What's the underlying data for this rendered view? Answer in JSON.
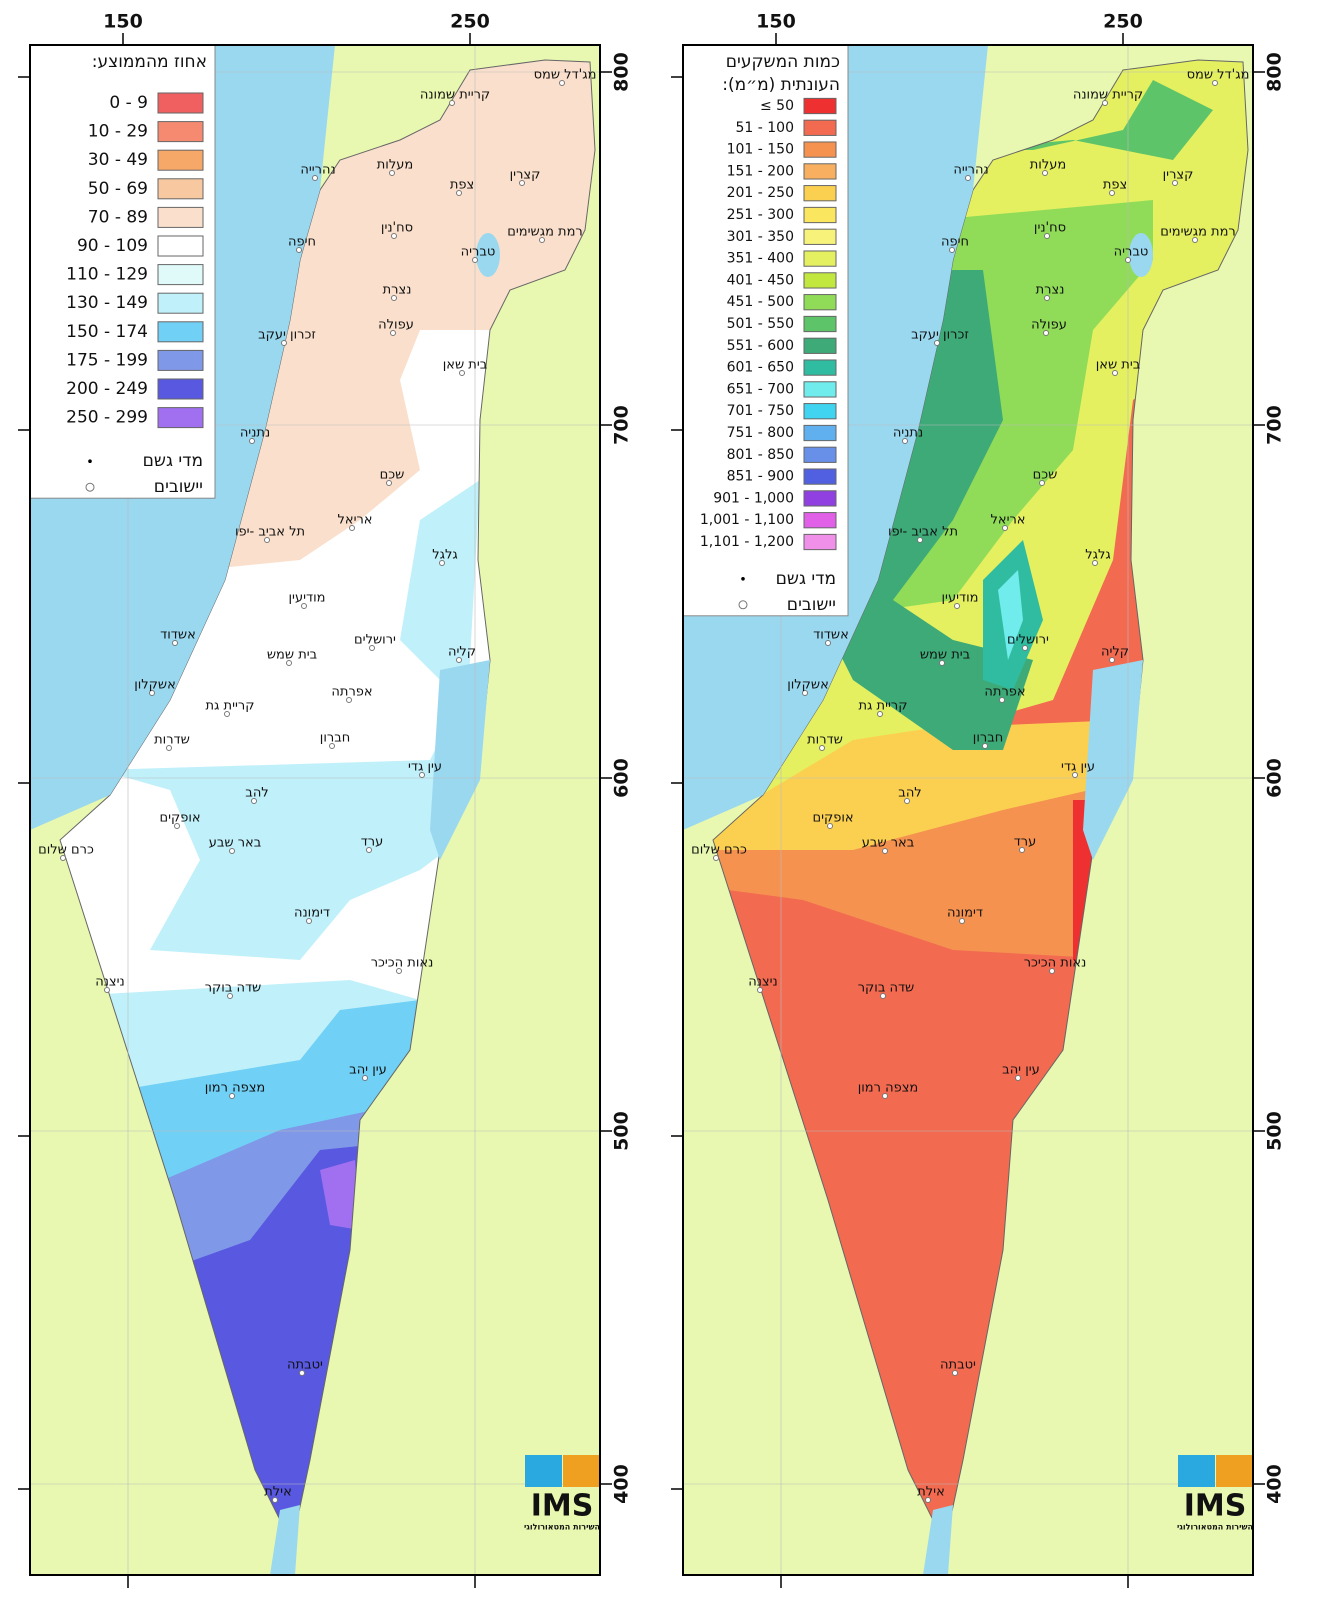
{
  "x_ticks": [
    150,
    250
  ],
  "y_ticks": [
    800,
    700,
    600,
    500,
    400
  ],
  "maps": [
    {
      "legend_title": [
        "אחוז מהממוצע:"
      ],
      "legend": [
        {
          "label": "0 - 9",
          "color": "#f06060"
        },
        {
          "label": "10 - 29",
          "color": "#f58a70"
        },
        {
          "label": "30 - 49",
          "color": "#f6a868"
        },
        {
          "label": "50 - 69",
          "color": "#f8c8a0"
        },
        {
          "label": "70 - 89",
          "color": "#fae0cc"
        },
        {
          "label": "90 - 109",
          "color": "#ffffff"
        },
        {
          "label": "110 - 129",
          "color": "#e0fafa"
        },
        {
          "label": "130 - 149",
          "color": "#c0f0fa"
        },
        {
          "label": "150 - 174",
          "color": "#70d0f5"
        },
        {
          "label": "175 - 199",
          "color": "#8098e8"
        },
        {
          "label": "200 - 249",
          "color": "#5858e0"
        },
        {
          "label": "250 - 299",
          "color": "#a070f0"
        }
      ],
      "symbols": [
        "מדי גשם",
        "יישובים"
      ]
    },
    {
      "legend_title": [
        "כמות המשקעים",
        "העונתית (מ״מ):"
      ],
      "legend": [
        {
          "label": "≤ 50",
          "color": "#ee3030"
        },
        {
          "label": "51 - 100",
          "color": "#f26a50"
        },
        {
          "label": "101 - 150",
          "color": "#f59250"
        },
        {
          "label": "151 - 200",
          "color": "#f8b060"
        },
        {
          "label": "201 - 250",
          "color": "#fbd050"
        },
        {
          "label": "251 - 300",
          "color": "#fbe660"
        },
        {
          "label": "301 - 350",
          "color": "#f7f37a"
        },
        {
          "label": "351 - 400",
          "color": "#e4f060"
        },
        {
          "label": "401 - 450",
          "color": "#c2e840"
        },
        {
          "label": "451 - 500",
          "color": "#90dc58"
        },
        {
          "label": "501 - 550",
          "color": "#5ec46a"
        },
        {
          "label": "551 - 600",
          "color": "#3daa78"
        },
        {
          "label": "601 - 650",
          "color": "#30bca0"
        },
        {
          "label": "651 - 700",
          "color": "#70ecec"
        },
        {
          "label": "701 - 750",
          "color": "#40d4f0"
        },
        {
          "label": "751 - 800",
          "color": "#60b0f0"
        },
        {
          "label": "801 - 850",
          "color": "#6890e8"
        },
        {
          "label": "851 - 900",
          "color": "#5060e0"
        },
        {
          "label": "901 - 1,000",
          "color": "#9040e0"
        },
        {
          "label": "1,001 - 1,100",
          "color": "#e060e8"
        },
        {
          "label": "1,101 - 1,200",
          "color": "#f090e8"
        }
      ],
      "symbols": [
        "מדי גשם",
        "יישובים"
      ]
    }
  ],
  "cities": [
    "מג'דל שמס",
    "קריית שמונה",
    "נהרייה",
    "מעלות",
    "צפת",
    "קצרין",
    "סח'נין",
    "רמת מגשימים",
    "חיפה",
    "טבריה",
    "נצרת",
    "עפולה",
    "זכרון יעקב",
    "בית שאן",
    "נתניה",
    "שכם",
    "אריאל",
    "תל אביב -יפו",
    "גלגל",
    "מודיעין",
    "אשדוד",
    "ירושלים",
    "בית שמש",
    "קליה",
    "אשקלון",
    "אפרתה",
    "קריית גת",
    "שדרות",
    "חברון",
    "עין גדי",
    "להב",
    "אופקים",
    "באר שבע",
    "ערד",
    "כרם שלום",
    "דימונה",
    "נאות הכיכר",
    "ניצנה",
    "שדה בוקר",
    "עין יהב",
    "מצפה רמון",
    "יטבתה",
    "אילת"
  ],
  "logo": "IMS",
  "logo_sub": "השירות המטאורולוגי"
}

(Problem requirements) Repeat the entries exactly and keep the pictures out of the copy.

(Answer in full)
What's the underlying data for this rendered view? Answer in JSON.
{
  "x_ticks": [
    150,
    250
  ],
  "y_ticks": [
    800,
    700,
    600,
    500,
    400
  ],
  "maps": [
    {
      "legend_title": [
        "אחוז מהממוצע:"
      ],
      "legend": [
        {
          "label": "0 - 9",
          "color": "#f06060"
        },
        {
          "label": "10 - 29",
          "color": "#f58a70"
        },
        {
          "label": "30 - 49",
          "color": "#f6a868"
        },
        {
          "label": "50 - 69",
          "color": "#f8c8a0"
        },
        {
          "label": "70 - 89",
          "color": "#fae0cc"
        },
        {
          "label": "90 - 109",
          "color": "#ffffff"
        },
        {
          "label": "110 - 129",
          "color": "#e0fafa"
        },
        {
          "label": "130 - 149",
          "color": "#c0f0fa"
        },
        {
          "label": "150 - 174",
          "color": "#70d0f5"
        },
        {
          "label": "175 - 199",
          "color": "#8098e8"
        },
        {
          "label": "200 - 249",
          "color": "#5858e0"
        },
        {
          "label": "250 - 299",
          "color": "#a070f0"
        }
      ],
      "symbols": [
        "מדי גשם",
        "יישובים"
      ]
    },
    {
      "legend_title": [
        "כמות המשקעים",
        "העונתית (מ״מ):"
      ],
      "legend": [
        {
          "label": "≤ 50",
          "color": "#ee3030"
        },
        {
          "label": "51 - 100",
          "color": "#f26a50"
        },
        {
          "label": "101 - 150",
          "color": "#f59250"
        },
        {
          "label": "151 - 200",
          "color": "#f8b060"
        },
        {
          "label": "201 - 250",
          "color": "#fbd050"
        },
        {
          "label": "251 - 300",
          "color": "#fbe660"
        },
        {
          "label": "301 - 350",
          "color": "#f7f37a"
        },
        {
          "label": "351 - 400",
          "color": "#e4f060"
        },
        {
          "label": "401 - 450",
          "color": "#c2e840"
        },
        {
          "label": "451 - 500",
          "color": "#90dc58"
        },
        {
          "label": "501 - 550",
          "color": "#5ec46a"
        },
        {
          "label": "551 - 600",
          "color": "#3daa78"
        },
        {
          "label": "601 - 650",
          "color": "#30bca0"
        },
        {
          "label": "651 - 700",
          "color": "#70ecec"
        },
        {
          "label": "701 - 750",
          "color": "#40d4f0"
        },
        {
          "label": "751 - 800",
          "color": "#60b0f0"
        },
        {
          "label": "801 - 850",
          "color": "#6890e8"
        },
        {
          "label": "851 - 900",
          "color": "#5060e0"
        },
        {
          "label": "901 - 1,000",
          "color": "#9040e0"
        },
        {
          "label": "1,001 - 1,100",
          "color": "#e060e8"
        },
        {
          "label": "1,101 - 1,200",
          "color": "#f090e8"
        }
      ],
      "symbols": [
        "מדי גשם",
        "יישובים"
      ]
    }
  ],
  "cities": [
    "מג'דל שמס",
    "קריית שמונה",
    "נהרייה",
    "מעלות",
    "צפת",
    "קצרין",
    "סח'נין",
    "רמת מגשימים",
    "חיפה",
    "טבריה",
    "נצרת",
    "עפולה",
    "זכרון יעקב",
    "בית שאן",
    "נתניה",
    "שכם",
    "אריאל",
    "תל אביב -יפו",
    "גלגל",
    "מודיעין",
    "אשדוד",
    "ירושלים",
    "בית שמש",
    "קליה",
    "אשקלון",
    "אפרתה",
    "קריית גת",
    "שדרות",
    "חברון",
    "עין גדי",
    "להב",
    "אופקים",
    "באר שבע",
    "ערד",
    "כרם שלום",
    "דימונה",
    "נאות הכיכר",
    "ניצנה",
    "שדה בוקר",
    "עין יהב",
    "מצפה רמון",
    "יטבתה",
    "אילת"
  ],
  "logo": "IMS",
  "logo_sub": "השירות המטאורולוגי"
}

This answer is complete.